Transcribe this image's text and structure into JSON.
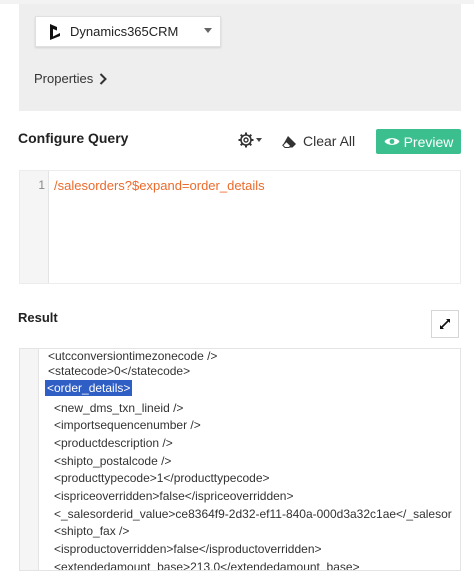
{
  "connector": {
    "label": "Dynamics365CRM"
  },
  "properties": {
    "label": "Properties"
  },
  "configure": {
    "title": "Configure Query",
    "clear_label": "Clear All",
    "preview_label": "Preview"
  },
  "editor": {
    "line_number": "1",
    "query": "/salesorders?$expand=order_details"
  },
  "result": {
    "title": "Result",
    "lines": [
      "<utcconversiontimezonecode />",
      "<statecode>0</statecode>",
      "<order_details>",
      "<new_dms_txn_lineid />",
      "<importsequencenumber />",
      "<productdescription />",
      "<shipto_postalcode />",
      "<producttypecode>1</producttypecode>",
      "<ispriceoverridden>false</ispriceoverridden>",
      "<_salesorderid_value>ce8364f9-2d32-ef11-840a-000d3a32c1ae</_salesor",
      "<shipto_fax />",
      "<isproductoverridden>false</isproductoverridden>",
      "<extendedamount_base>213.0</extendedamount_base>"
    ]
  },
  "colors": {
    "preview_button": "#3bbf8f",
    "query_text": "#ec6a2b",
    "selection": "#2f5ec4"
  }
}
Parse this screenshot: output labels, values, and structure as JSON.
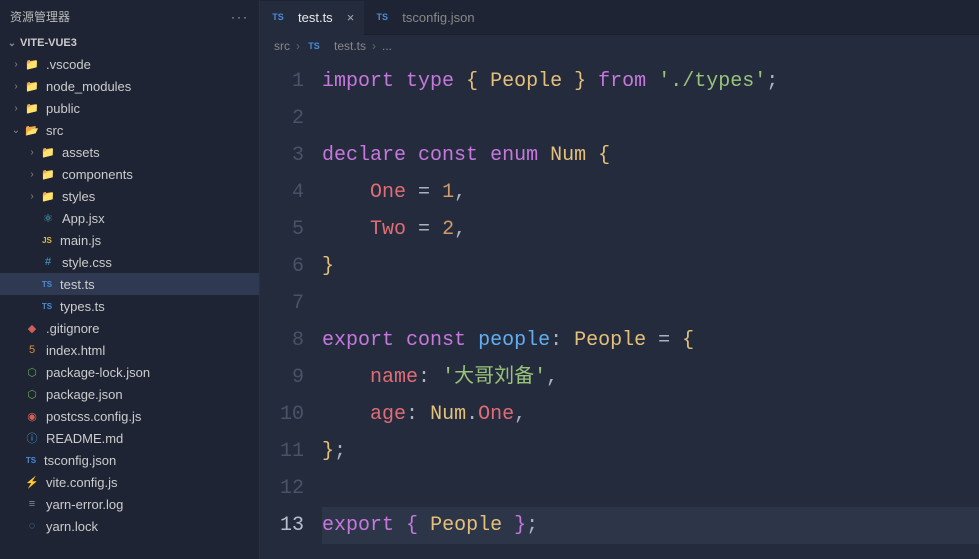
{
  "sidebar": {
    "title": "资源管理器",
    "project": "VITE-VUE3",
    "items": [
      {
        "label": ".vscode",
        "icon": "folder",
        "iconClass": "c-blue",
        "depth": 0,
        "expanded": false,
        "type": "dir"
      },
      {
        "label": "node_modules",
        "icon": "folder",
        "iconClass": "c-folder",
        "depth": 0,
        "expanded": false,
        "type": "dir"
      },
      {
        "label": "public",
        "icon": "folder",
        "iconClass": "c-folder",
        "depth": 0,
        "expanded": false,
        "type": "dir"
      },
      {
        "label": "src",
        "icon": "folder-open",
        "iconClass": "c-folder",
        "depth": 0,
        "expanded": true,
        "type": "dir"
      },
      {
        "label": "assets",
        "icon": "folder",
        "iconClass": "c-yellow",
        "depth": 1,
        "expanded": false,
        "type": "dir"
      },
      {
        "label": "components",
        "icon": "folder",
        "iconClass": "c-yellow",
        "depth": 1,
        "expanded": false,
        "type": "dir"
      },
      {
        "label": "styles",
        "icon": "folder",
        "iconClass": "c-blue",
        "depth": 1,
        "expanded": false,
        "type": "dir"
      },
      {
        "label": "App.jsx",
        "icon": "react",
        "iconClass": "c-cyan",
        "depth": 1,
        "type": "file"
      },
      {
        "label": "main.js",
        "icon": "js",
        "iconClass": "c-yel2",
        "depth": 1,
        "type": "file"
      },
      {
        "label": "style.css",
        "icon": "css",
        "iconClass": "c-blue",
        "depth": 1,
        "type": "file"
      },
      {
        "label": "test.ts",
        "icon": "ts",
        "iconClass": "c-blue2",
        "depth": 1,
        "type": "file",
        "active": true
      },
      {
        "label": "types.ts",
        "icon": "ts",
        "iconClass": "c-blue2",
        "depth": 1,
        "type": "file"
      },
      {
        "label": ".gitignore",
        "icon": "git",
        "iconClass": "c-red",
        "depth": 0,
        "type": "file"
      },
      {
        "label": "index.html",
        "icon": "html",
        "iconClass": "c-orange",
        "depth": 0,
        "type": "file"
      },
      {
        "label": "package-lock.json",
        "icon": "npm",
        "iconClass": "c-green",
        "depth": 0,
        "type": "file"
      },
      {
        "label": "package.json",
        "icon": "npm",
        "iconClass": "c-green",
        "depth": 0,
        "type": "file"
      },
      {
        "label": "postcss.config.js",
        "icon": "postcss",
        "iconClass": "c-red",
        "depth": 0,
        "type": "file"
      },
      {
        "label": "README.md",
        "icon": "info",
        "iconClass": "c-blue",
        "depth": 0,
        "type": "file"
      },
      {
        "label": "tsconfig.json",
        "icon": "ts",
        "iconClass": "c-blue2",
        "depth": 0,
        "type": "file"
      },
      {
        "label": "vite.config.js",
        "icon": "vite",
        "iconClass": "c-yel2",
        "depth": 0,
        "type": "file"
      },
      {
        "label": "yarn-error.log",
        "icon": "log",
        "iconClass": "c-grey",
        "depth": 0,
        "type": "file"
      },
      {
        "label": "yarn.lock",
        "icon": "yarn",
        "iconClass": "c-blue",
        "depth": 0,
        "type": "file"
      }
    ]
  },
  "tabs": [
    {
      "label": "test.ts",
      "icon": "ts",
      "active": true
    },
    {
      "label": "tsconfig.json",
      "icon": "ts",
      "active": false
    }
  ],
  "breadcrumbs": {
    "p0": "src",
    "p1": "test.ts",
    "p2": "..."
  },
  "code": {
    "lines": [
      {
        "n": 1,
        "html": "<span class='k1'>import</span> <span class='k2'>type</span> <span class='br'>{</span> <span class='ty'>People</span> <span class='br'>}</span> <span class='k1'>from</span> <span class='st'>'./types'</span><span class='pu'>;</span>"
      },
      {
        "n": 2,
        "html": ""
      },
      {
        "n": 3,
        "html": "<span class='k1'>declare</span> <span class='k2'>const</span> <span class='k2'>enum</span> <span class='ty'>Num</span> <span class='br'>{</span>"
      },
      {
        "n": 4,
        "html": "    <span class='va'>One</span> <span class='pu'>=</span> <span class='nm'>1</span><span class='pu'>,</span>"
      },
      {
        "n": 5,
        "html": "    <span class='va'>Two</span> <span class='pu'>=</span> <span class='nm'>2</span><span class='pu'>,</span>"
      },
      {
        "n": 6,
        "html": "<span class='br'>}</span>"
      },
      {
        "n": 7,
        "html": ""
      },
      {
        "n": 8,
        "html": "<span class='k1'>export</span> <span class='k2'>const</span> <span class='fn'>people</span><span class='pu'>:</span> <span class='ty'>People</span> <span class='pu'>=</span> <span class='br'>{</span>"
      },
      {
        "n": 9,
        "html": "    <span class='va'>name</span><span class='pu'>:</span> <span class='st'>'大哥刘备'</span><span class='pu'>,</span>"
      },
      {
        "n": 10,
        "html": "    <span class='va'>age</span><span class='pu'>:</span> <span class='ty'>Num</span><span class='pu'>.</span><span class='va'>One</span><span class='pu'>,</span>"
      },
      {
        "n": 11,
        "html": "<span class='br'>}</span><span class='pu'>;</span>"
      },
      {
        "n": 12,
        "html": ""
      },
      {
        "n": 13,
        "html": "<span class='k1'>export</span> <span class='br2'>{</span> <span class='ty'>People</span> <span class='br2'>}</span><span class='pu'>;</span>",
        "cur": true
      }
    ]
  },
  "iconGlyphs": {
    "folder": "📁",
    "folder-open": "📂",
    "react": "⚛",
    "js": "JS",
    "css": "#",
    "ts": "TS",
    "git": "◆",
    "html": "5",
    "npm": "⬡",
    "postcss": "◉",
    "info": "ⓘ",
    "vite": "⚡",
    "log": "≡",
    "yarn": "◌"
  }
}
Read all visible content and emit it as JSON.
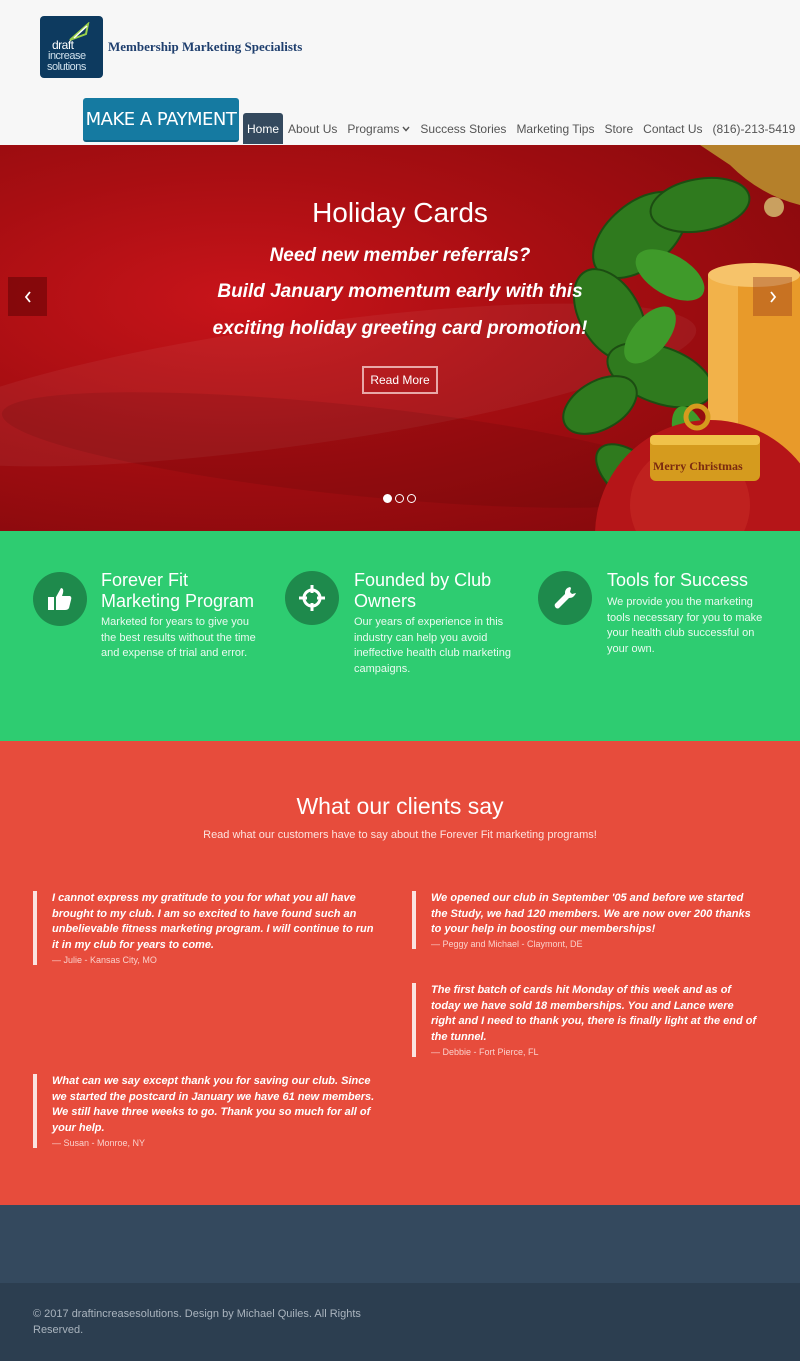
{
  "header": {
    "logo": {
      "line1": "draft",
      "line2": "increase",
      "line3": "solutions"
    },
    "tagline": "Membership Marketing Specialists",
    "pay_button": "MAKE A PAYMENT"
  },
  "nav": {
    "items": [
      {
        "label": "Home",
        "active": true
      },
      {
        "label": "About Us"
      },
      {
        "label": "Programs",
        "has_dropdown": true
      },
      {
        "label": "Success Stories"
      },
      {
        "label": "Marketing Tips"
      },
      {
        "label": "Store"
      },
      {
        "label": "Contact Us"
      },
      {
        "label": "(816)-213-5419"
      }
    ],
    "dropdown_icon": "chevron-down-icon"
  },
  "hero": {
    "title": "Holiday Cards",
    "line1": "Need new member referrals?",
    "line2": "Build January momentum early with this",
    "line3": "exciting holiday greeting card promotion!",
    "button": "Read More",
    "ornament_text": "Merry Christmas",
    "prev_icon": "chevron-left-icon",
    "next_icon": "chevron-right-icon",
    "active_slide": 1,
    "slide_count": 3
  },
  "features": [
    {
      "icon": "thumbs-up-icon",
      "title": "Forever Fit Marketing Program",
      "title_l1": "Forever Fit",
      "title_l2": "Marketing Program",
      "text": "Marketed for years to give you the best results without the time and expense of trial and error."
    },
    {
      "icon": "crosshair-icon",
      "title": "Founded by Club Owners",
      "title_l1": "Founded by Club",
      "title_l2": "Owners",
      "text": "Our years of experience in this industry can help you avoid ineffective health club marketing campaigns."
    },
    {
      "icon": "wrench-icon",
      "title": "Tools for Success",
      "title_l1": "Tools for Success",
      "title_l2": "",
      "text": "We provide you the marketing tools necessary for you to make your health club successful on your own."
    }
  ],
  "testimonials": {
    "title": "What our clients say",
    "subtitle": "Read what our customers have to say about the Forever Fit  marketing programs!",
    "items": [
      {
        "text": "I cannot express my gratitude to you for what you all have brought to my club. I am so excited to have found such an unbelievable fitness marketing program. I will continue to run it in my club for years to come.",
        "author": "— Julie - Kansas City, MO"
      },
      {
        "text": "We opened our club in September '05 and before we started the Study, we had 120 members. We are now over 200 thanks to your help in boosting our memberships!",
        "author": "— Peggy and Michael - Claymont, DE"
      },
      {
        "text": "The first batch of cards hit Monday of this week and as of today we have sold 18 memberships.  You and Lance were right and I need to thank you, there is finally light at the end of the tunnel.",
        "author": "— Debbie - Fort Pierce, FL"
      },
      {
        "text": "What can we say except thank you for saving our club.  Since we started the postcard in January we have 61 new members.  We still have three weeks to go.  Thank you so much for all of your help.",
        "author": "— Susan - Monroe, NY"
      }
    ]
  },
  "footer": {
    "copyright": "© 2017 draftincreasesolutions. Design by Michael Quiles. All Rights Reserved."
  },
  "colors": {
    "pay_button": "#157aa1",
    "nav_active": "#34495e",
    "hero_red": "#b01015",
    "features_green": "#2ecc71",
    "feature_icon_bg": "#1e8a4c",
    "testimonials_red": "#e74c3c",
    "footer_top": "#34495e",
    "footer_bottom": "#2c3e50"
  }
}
#####
▸ **Short task**
Which lines of the data above contain "author"? Copy each one.

▸ **Solution for this problem**
        "author": "— Julie - Kansas City, MO"
        "author": "— Peggy and Michael - Claymont, DE"
        "author": "— Debbie - Fort Pierce, FL"
        "author": "— Susan - Monroe, NY"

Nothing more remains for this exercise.